▶ To be done:
Work out how many lines of the listing hold the string "this", then answer with that number and nothing else.

=-=-=

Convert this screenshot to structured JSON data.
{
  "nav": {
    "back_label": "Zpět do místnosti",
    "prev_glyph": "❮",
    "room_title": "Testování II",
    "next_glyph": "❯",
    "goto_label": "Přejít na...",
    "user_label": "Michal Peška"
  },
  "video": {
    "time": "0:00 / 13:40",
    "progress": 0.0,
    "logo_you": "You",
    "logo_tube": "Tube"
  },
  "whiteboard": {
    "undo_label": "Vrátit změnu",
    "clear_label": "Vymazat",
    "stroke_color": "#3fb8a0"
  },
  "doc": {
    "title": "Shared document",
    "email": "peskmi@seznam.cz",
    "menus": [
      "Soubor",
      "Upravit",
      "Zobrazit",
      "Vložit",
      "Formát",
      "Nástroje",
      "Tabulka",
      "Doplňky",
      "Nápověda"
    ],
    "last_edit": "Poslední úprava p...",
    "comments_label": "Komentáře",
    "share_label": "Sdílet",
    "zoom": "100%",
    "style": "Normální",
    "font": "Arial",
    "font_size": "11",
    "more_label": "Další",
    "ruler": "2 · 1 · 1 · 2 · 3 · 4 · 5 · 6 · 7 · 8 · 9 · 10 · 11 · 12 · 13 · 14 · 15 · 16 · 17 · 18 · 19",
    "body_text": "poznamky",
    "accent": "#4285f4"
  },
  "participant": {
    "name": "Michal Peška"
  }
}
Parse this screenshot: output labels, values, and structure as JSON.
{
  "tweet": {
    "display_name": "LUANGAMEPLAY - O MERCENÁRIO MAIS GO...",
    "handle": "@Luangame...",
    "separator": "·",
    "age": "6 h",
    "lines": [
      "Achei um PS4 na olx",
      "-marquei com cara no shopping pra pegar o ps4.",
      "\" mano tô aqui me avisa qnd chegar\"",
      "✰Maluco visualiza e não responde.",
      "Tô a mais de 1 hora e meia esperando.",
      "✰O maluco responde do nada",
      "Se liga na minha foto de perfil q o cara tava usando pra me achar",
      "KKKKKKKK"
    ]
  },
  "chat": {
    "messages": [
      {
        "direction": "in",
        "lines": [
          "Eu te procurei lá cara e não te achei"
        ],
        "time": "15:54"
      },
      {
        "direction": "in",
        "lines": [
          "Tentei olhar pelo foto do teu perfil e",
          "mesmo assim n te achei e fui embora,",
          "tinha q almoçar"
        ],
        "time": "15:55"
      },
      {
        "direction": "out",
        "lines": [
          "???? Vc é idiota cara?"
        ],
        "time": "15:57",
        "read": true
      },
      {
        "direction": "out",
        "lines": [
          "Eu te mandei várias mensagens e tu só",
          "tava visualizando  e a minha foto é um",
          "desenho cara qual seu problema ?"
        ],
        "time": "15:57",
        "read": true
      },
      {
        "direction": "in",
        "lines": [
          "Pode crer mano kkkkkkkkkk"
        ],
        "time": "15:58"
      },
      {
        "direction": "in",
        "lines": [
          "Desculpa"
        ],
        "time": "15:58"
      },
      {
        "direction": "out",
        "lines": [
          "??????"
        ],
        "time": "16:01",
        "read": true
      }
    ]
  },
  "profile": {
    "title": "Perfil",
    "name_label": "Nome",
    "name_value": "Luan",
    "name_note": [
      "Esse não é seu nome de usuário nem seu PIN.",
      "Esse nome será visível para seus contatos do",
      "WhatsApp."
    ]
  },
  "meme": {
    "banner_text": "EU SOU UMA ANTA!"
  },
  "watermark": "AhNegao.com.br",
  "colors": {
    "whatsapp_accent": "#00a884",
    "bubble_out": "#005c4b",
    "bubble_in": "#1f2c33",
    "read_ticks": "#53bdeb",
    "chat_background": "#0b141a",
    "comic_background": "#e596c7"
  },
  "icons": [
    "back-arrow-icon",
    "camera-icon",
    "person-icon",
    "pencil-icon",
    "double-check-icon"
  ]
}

=-=-=

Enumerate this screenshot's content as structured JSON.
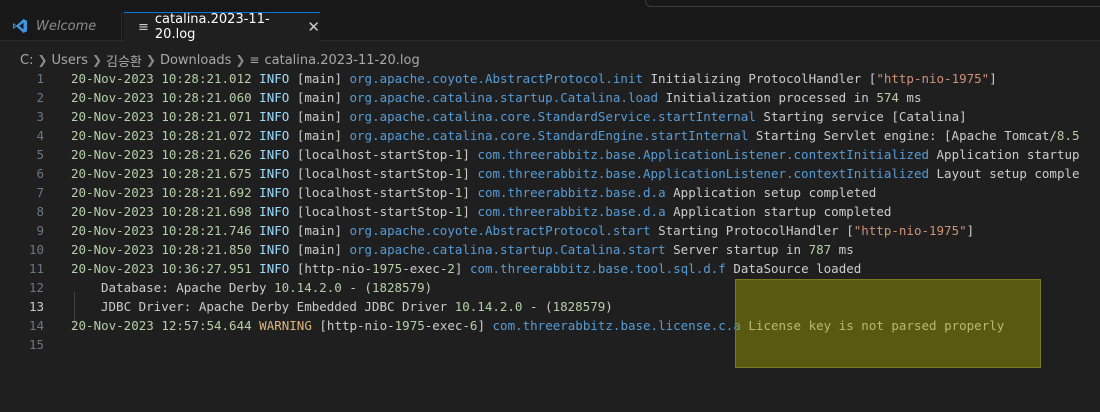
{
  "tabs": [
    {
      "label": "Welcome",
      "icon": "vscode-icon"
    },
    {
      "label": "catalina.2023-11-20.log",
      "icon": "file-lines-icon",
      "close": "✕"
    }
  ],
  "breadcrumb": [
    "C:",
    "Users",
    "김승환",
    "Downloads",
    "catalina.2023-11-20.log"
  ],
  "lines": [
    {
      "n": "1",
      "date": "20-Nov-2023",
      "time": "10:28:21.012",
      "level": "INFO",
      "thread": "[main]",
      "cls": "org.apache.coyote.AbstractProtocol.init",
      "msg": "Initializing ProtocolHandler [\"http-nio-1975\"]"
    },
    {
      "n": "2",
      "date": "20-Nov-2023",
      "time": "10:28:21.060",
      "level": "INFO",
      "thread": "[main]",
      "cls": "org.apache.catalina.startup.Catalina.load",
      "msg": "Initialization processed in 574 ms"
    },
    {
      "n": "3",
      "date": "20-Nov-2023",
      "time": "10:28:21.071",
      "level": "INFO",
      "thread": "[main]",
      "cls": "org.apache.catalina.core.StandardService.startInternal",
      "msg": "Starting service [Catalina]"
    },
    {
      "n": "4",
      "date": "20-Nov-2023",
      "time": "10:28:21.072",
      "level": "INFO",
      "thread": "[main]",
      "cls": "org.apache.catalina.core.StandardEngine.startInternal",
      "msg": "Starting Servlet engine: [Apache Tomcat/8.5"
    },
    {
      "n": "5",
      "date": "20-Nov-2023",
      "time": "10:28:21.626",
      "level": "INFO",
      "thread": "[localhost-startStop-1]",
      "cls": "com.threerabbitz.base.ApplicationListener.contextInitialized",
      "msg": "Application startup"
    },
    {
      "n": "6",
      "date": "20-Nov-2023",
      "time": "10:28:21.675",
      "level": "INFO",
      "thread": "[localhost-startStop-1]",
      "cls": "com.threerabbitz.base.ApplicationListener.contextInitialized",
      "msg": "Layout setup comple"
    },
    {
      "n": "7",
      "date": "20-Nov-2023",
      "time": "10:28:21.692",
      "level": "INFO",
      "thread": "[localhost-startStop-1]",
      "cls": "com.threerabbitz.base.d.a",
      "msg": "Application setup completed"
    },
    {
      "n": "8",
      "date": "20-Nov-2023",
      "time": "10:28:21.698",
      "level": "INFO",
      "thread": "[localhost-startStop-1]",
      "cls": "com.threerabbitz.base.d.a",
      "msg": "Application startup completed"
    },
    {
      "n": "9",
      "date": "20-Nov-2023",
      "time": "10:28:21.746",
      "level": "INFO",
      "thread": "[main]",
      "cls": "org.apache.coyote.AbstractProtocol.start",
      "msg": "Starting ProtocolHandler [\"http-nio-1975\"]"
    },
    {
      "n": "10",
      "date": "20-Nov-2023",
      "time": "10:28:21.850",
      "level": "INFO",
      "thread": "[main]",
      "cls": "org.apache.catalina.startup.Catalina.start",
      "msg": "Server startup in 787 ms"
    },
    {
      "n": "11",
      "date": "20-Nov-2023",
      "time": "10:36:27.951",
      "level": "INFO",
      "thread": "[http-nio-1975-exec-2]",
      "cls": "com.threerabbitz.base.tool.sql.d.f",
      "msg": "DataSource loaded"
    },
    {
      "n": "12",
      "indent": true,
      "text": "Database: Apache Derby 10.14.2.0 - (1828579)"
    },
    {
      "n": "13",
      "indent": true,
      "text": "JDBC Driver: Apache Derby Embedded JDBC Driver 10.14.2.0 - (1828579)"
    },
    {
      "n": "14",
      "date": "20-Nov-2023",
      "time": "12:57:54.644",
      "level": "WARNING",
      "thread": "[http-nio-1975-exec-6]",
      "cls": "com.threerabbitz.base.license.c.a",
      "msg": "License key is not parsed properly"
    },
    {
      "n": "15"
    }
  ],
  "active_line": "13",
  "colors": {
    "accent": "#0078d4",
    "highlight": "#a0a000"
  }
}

=-=-=

▶ Exercise output:
3